** start Given data **

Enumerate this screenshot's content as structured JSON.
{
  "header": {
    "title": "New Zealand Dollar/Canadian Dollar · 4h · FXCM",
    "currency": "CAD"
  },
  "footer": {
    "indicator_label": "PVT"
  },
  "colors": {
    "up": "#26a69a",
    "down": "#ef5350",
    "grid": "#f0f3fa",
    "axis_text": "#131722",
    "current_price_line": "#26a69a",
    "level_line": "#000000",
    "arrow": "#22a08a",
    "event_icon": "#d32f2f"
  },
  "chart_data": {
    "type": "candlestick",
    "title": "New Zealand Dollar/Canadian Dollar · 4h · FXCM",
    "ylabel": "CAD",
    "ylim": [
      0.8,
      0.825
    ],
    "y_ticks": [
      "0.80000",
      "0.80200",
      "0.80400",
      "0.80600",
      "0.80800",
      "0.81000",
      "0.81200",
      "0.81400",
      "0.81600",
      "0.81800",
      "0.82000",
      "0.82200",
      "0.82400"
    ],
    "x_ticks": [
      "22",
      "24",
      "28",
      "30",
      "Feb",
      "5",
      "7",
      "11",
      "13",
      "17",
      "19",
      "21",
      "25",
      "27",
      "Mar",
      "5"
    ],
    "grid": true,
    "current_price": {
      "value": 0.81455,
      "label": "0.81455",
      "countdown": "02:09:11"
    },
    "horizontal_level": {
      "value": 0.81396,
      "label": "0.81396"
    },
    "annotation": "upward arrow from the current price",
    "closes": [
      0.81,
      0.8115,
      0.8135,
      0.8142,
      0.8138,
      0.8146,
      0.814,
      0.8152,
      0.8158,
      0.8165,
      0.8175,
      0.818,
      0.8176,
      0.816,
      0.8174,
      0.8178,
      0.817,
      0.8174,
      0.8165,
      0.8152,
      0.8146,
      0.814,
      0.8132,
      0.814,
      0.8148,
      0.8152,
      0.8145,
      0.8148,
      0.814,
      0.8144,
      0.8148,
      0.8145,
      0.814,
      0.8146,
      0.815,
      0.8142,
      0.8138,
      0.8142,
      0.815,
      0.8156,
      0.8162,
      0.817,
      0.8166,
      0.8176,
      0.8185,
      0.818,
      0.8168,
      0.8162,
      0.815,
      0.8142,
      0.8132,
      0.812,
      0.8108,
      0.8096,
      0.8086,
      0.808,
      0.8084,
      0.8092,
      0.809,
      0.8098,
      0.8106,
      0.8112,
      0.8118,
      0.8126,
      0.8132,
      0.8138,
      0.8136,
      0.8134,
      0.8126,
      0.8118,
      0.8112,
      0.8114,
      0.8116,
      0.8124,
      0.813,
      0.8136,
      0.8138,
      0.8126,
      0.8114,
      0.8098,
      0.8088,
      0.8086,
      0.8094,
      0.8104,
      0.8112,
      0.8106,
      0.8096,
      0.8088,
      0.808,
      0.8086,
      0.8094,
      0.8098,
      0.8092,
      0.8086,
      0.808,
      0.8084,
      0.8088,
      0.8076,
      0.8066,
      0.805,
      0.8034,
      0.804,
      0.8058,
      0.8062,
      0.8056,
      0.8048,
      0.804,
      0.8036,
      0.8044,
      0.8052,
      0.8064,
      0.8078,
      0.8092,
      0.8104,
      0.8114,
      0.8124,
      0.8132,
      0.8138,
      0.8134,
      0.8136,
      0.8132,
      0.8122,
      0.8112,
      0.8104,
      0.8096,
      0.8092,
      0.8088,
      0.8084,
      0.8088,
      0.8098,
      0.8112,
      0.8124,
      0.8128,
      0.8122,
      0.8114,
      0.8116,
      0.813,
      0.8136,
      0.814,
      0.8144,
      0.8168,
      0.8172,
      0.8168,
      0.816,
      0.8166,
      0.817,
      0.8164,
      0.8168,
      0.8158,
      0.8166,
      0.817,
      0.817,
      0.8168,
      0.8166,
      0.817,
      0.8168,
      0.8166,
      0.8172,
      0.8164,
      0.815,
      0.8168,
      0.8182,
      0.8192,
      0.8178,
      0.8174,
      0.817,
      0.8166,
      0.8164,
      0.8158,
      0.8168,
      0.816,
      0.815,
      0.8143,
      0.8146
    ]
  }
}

** end Given data **

> _Objective_:
Write out all of the records above exactly as they appear.

> _Answer to the problem_:
Enumerate this screenshot's content as structured JSON.
{
  "header": {
    "title": "New Zealand Dollar/Canadian Dollar · 4h · FXCM",
    "currency": "CAD"
  },
  "footer": {
    "indicator_label": "PVT"
  },
  "colors": {
    "up": "#26a69a",
    "down": "#ef5350",
    "grid": "#f0f3fa",
    "axis_text": "#131722",
    "current_price_line": "#26a69a",
    "level_line": "#000000",
    "arrow": "#22a08a",
    "event_icon": "#d32f2f"
  },
  "chart_data": {
    "type": "candlestick",
    "title": "New Zealand Dollar/Canadian Dollar · 4h · FXCM",
    "ylabel": "CAD",
    "ylim": [
      0.8,
      0.825
    ],
    "y_ticks": [
      "0.80000",
      "0.80200",
      "0.80400",
      "0.80600",
      "0.80800",
      "0.81000",
      "0.81200",
      "0.81400",
      "0.81600",
      "0.81800",
      "0.82000",
      "0.82200",
      "0.82400"
    ],
    "x_ticks": [
      "22",
      "24",
      "28",
      "30",
      "Feb",
      "5",
      "7",
      "11",
      "13",
      "17",
      "19",
      "21",
      "25",
      "27",
      "Mar",
      "5"
    ],
    "grid": true,
    "current_price": {
      "value": 0.81455,
      "label": "0.81455",
      "countdown": "02:09:11"
    },
    "horizontal_level": {
      "value": 0.81396,
      "label": "0.81396"
    },
    "annotation": "upward arrow from the current price",
    "closes": [
      0.81,
      0.8115,
      0.8135,
      0.8142,
      0.8138,
      0.8146,
      0.814,
      0.8152,
      0.8158,
      0.8165,
      0.8175,
      0.818,
      0.8176,
      0.816,
      0.8174,
      0.8178,
      0.817,
      0.8174,
      0.8165,
      0.8152,
      0.8146,
      0.814,
      0.8132,
      0.814,
      0.8148,
      0.8152,
      0.8145,
      0.8148,
      0.814,
      0.8144,
      0.8148,
      0.8145,
      0.814,
      0.8146,
      0.815,
      0.8142,
      0.8138,
      0.8142,
      0.815,
      0.8156,
      0.8162,
      0.817,
      0.8166,
      0.8176,
      0.8185,
      0.818,
      0.8168,
      0.8162,
      0.815,
      0.8142,
      0.8132,
      0.812,
      0.8108,
      0.8096,
      0.8086,
      0.808,
      0.8084,
      0.8092,
      0.809,
      0.8098,
      0.8106,
      0.8112,
      0.8118,
      0.8126,
      0.8132,
      0.8138,
      0.8136,
      0.8134,
      0.8126,
      0.8118,
      0.8112,
      0.8114,
      0.8116,
      0.8124,
      0.813,
      0.8136,
      0.8138,
      0.8126,
      0.8114,
      0.8098,
      0.8088,
      0.8086,
      0.8094,
      0.8104,
      0.8112,
      0.8106,
      0.8096,
      0.8088,
      0.808,
      0.8086,
      0.8094,
      0.8098,
      0.8092,
      0.8086,
      0.808,
      0.8084,
      0.8088,
      0.8076,
      0.8066,
      0.805,
      0.8034,
      0.804,
      0.8058,
      0.8062,
      0.8056,
      0.8048,
      0.804,
      0.8036,
      0.8044,
      0.8052,
      0.8064,
      0.8078,
      0.8092,
      0.8104,
      0.8114,
      0.8124,
      0.8132,
      0.8138,
      0.8134,
      0.8136,
      0.8132,
      0.8122,
      0.8112,
      0.8104,
      0.8096,
      0.8092,
      0.8088,
      0.8084,
      0.8088,
      0.8098,
      0.8112,
      0.8124,
      0.8128,
      0.8122,
      0.8114,
      0.8116,
      0.813,
      0.8136,
      0.814,
      0.8144,
      0.8168,
      0.8172,
      0.8168,
      0.816,
      0.8166,
      0.817,
      0.8164,
      0.8168,
      0.8158,
      0.8166,
      0.817,
      0.817,
      0.8168,
      0.8166,
      0.817,
      0.8168,
      0.8166,
      0.8172,
      0.8164,
      0.815,
      0.8168,
      0.8182,
      0.8192,
      0.8178,
      0.8174,
      0.817,
      0.8166,
      0.8164,
      0.8158,
      0.8168,
      0.816,
      0.815,
      0.8143,
      0.8146
    ]
  }
}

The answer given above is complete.